TASK DETAILS – Print out each record below, unaltered and complete, without its images.

(Data entries)
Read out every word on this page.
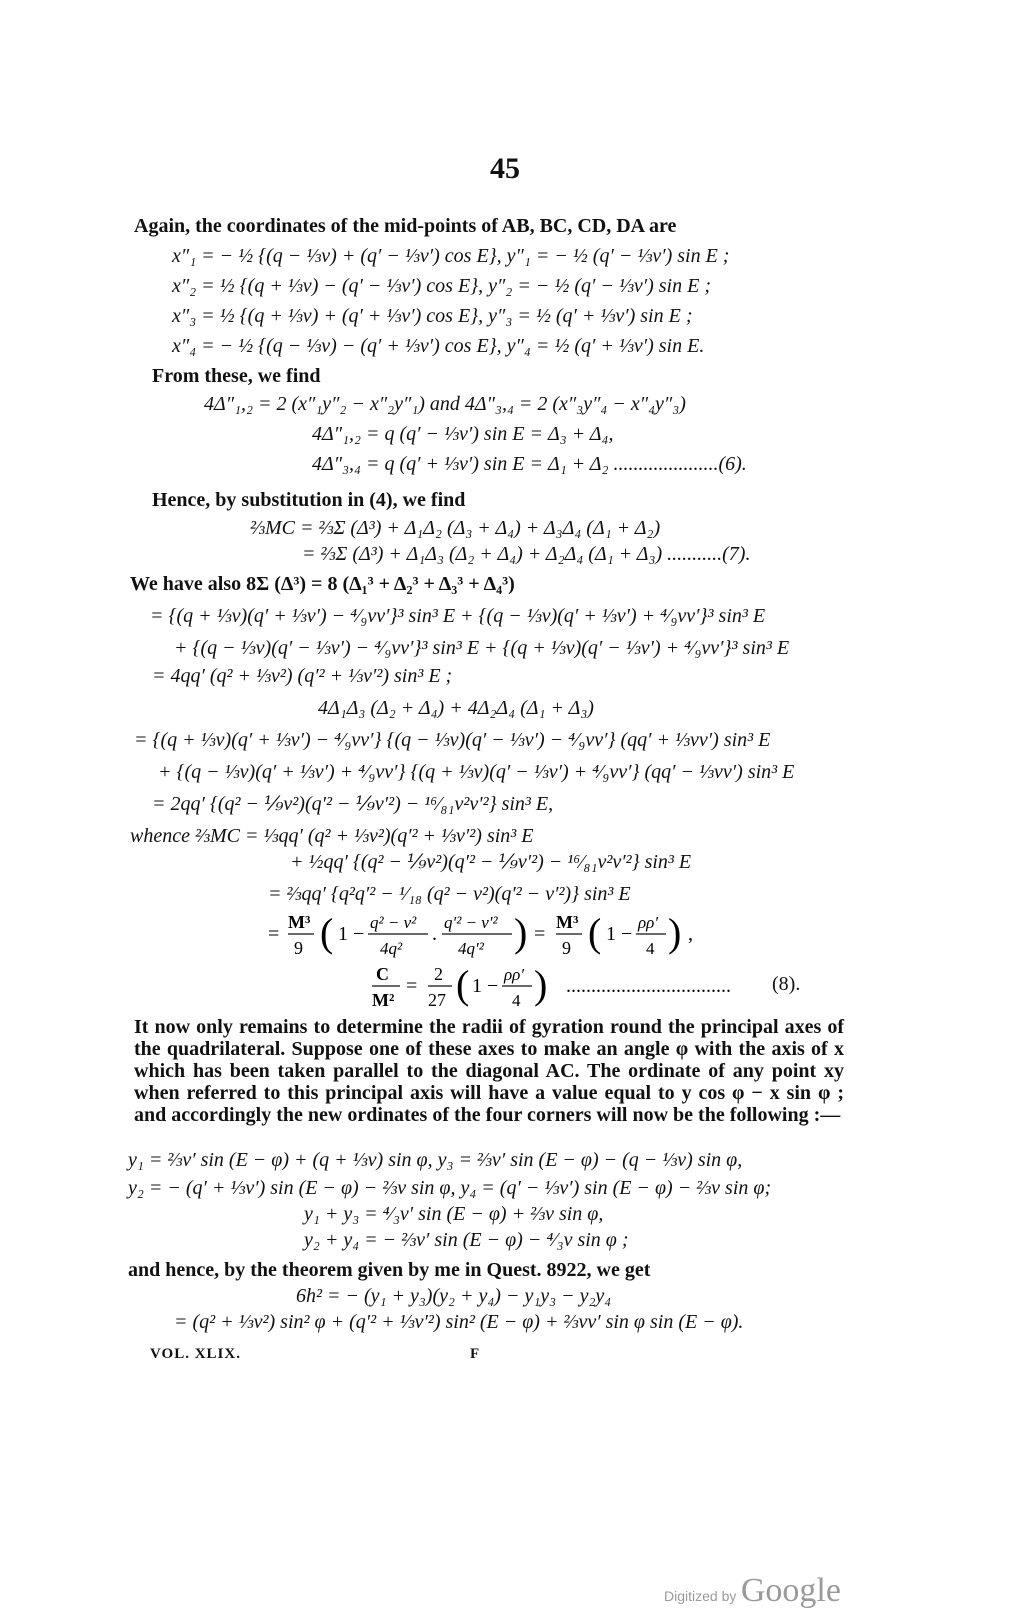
45
Again, the coordinates of the mid-points of AB, BC, CD, DA are
x″₁ = − ½ {(q − ⅓v) + (q′ − ⅓v′) cos E}, y″₁ = − ½ (q′ − ⅓v′) sin E ;
x″₂ = ½ {(q + ⅓v) − (q′ − ⅓v′) cos E}, y″₂ = − ½ (q′ − ⅓v′) sin E ;
x″₃ = ½ {(q + ⅓v) + (q′ + ⅓v′) cos E}, y″₃ = ½ (q′ + ⅓v′) sin E ;
x″₄ = − ½ {(q − ⅓v) − (q′ + ⅓v′) cos E}, y″₄ = ½ (q′ + ⅓v′) sin E.
From these, we find
4Δ″₁,₂ = 2 (x″₁y″₂ − x″₂y″₁) and 4Δ″₃,₄ = 2 (x″₃y″₄ − x″₄y″₃)
4Δ″₁,₂ = q (q′ − ⅓v′) sin E = Δ₃ + Δ₄,
4Δ″₃,₄ = q (q′ + ⅓v′) sin E = Δ₁ + Δ₂ .....................(6).
Hence, by substitution in (4), we find
⅔MC = ⅔Σ (Δ³) + Δ₁Δ₂ (Δ₃ + Δ₄) + Δ₃Δ₄ (Δ₁ + Δ₂)
= ⅔Σ (Δ³) + Δ₁Δ₃ (Δ₂ + Δ₄) + Δ₂Δ₄ (Δ₁ + Δ₃) ...........(7).
We have also 8Σ (Δ³) = 8 (Δ₁³ + Δ₂³ + Δ₃³ + Δ₄³)
= {(q + ⅓v)(q′ + ⅓v′) − ⁴⁄₉vv′}³ sin³ E + {(q − ⅓v)(q′ + ⅓v′) + ⁴⁄₉vv′}³ sin³ E
+ {(q − ⅓v)(q′ − ⅓v′) − ⁴⁄₉vv′}³ sin³ E + {(q + ⅓v)(q′ − ⅓v′) + ⁴⁄₉vv′}³ sin³ E
= 4qq′ (q² + ⅓v²) (q′² + ⅓v′²) sin³ E ;
4Δ₁Δ₃ (Δ₂ + Δ₄) + 4Δ₂Δ₄ (Δ₁ + Δ₃)
= {(q + ⅓v)(q′ + ⅓v′) − ⁴⁄₉vv′} {(q − ⅓v)(q′ − ⅓v′) − ⁴⁄₉vv′} (qq′ + ⅓vv′) sin³ E
+ {(q − ⅓v)(q′ + ⅓v′) + ⁴⁄₉vv′} {(q + ⅓v)(q′ − ⅓v′) + ⁴⁄₉vv′} (qq′ − ⅓vv′) sin³ E
= 2qq′ {(q² − ⅑v²)(q′² − ⅑v′²) − ¹⁶⁄₈₁v²v′²} sin³ E,
whence ⅔MC = ⅓qq′ (q² + ⅓v²)(q′² + ⅓v′²) sin³ E
+ ½qq′ {(q² − ⅑v²)(q′² − ⅑v′²) − ¹⁶⁄₈₁v²v′²} sin³ E
= ⅔qq′ {q²q′² − ¹⁄₁₈ (q² − v²)(q′² − v′²)} sin³ E
=
M³
9 ( 1 −
q² − v²
4q²
.
q′² − v′²
4q′² ) =
M³
9 ( 1 −
ρρ′
4 ) ,
C
M²
=
2
27 ( 1 −
ρρ′
4 ) ................................. (8).
It now only remains to determine the radii of gyration round the principal axes of the quadrilateral. Suppose one of these axes to make an angle φ with the axis of x which has been taken parallel to the diagonal AC. The ordinate of any point xy when referred to this principal axis will have a value equal to y cos φ − x sin φ ; and accordingly the new ordinates of the four corners will now be the following :—
y₁ = ⅔v′ sin (E − φ) + (q + ⅓v) sin φ, y₃ = ⅔v′ sin (E − φ) − (q − ⅓v) sin φ,
y₂ = − (q′ + ⅓v′) sin (E − φ) − ⅔v sin φ, y₄ = (q′ − ⅓v′) sin (E − φ) − ⅔v sin φ;
y₁ + y₃ = ⁴⁄₃v′ sin (E − φ) + ⅔v sin φ,
y₂ + y₄ = − ⅔v′ sin (E − φ) − ⁴⁄₃v sin φ ;
and hence, by the theorem given by me in Quest. 8922, we get
6h² = − (y₁ + y₃)(y₂ + y₄) − y₁y₃ − y₂y₄
= (q² + ⅓v²) sin² φ + (q′² + ⅓v′²) sin² (E − φ) + ⅔vv′ sin φ sin (E − φ).
VOL. XLIX.	F
Digitized by Google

ANSWER TO THE PROBLEM –
Read out every word on this page.
45
Again, the coordinates of the mid-points of AB, BC, CD, DA are
x″₁ = − ½ {(q − ⅓v) + (q′ − ⅓v′) cos E}, y″₁ = − ½ (q′ − ⅓v′) sin E ;
x″₂ = ½ {(q + ⅓v) − (q′ − ⅓v′) cos E}, y″₂ = − ½ (q′ − ⅓v′) sin E ;
x″₃ = ½ {(q + ⅓v) + (q′ + ⅓v′) cos E}, y″₃ = ½ (q′ + ⅓v′) sin E ;
x″₄ = − ½ {(q − ⅓v) − (q′ + ⅓v′) cos E}, y″₄ = ½ (q′ + ⅓v′) sin E.
From these, we find
4Δ″₁,₂ = 2 (x″₁y″₂ − x″₂y″₁) and 4Δ″₃,₄ = 2 (x″₃y″₄ − x″₄y″₃)
4Δ″₁,₂ = q (q′ − ⅓v′) sin E = Δ₃ + Δ₄,
4Δ″₃,₄ = q (q′ + ⅓v′) sin E = Δ₁ + Δ₂ .....................(6).
Hence, by substitution in (4), we find
⅔MC = ⅔Σ (Δ³) + Δ₁Δ₂ (Δ₃ + Δ₄) + Δ₃Δ₄ (Δ₁ + Δ₂)
= ⅔Σ (Δ³) + Δ₁Δ₃ (Δ₂ + Δ₄) + Δ₂Δ₄ (Δ₁ + Δ₃) ...........(7).
We have also 8Σ (Δ³) = 8 (Δ₁³ + Δ₂³ + Δ₃³ + Δ₄³)
= {(q + ⅓v)(q′ + ⅓v′) − ⁴⁄₉vv′}³ sin³ E + {(q − ⅓v)(q′ + ⅓v′) + ⁴⁄₉vv′}³ sin³ E
+ {(q − ⅓v)(q′ − ⅓v′) − ⁴⁄₉vv′}³ sin³ E + {(q + ⅓v)(q′ − ⅓v′) + ⁴⁄₉vv′}³ sin³ E
= 4qq′ (q² + ⅓v²) (q′² + ⅓v′²) sin³ E ;
4Δ₁Δ₃ (Δ₂ + Δ₄) + 4Δ₂Δ₄ (Δ₁ + Δ₃)
= {(q + ⅓v)(q′ + ⅓v′) − ⁴⁄₉vv′} {(q − ⅓v)(q′ − ⅓v′) − ⁴⁄₉vv′} (qq′ + ⅓vv′) sin³ E
+ {(q − ⅓v)(q′ + ⅓v′) + ⁴⁄₉vv′} {(q + ⅓v)(q′ − ⅓v′) + ⁴⁄₉vv′} (qq′ − ⅓vv′) sin³ E
= 2qq′ {(q² − ⅑v²)(q′² − ⅑v′²) − ¹⁶⁄₈₁v²v′²} sin³ E,
whence ⅔MC = ⅓qq′ (q² + ⅓v²)(q′² + ⅓v′²) sin³ E
+ ½qq′ {(q² − ⅑v²)(q′² − ⅑v′²) − ¹⁶⁄₈₁v²v′²} sin³ E
= ⅔qq′ {q²q′² − ¹⁄₁₈ (q² − v²)(q′² − v′²)} sin³ E
=
M³
9 ( 1 −
q² − v²
4q²
.
q′² − v′²
4q′² ) =
M³
9 ( 1 −
ρρ′
4 ) ,
C
M²
=
2
27 ( 1 −
ρρ′
4 ) ................................. (8).
It now only remains to determine the radii of gyration round the principal axes of the quadrilateral. Suppose one of these axes to make an angle φ with the axis of x which has been taken parallel to the diagonal AC. The ordinate of any point xy when referred to this principal axis will have a value equal to y cos φ − x sin φ ; and accordingly the new ordinates of the four corners will now be the following :—
y₁ = ⅔v′ sin (E − φ) + (q + ⅓v) sin φ, y₃ = ⅔v′ sin (E − φ) − (q − ⅓v) sin φ,
y₂ = − (q′ + ⅓v′) sin (E − φ) − ⅔v sin φ, y₄ = (q′ − ⅓v′) sin (E − φ) − ⅔v sin φ;
y₁ + y₃ = ⁴⁄₃v′ sin (E − φ) + ⅔v sin φ,
y₂ + y₄ = − ⅔v′ sin (E − φ) − ⁴⁄₃v sin φ ;
and hence, by the theorem given by me in Quest. 8922, we get
6h² = − (y₁ + y₃)(y₂ + y₄) − y₁y₃ − y₂y₄
= (q² + ⅓v²) sin² φ + (q′² + ⅓v′²) sin² (E − φ) + ⅔vv′ sin φ sin (E − φ).
VOL. XLIX.	F
Digitized by Google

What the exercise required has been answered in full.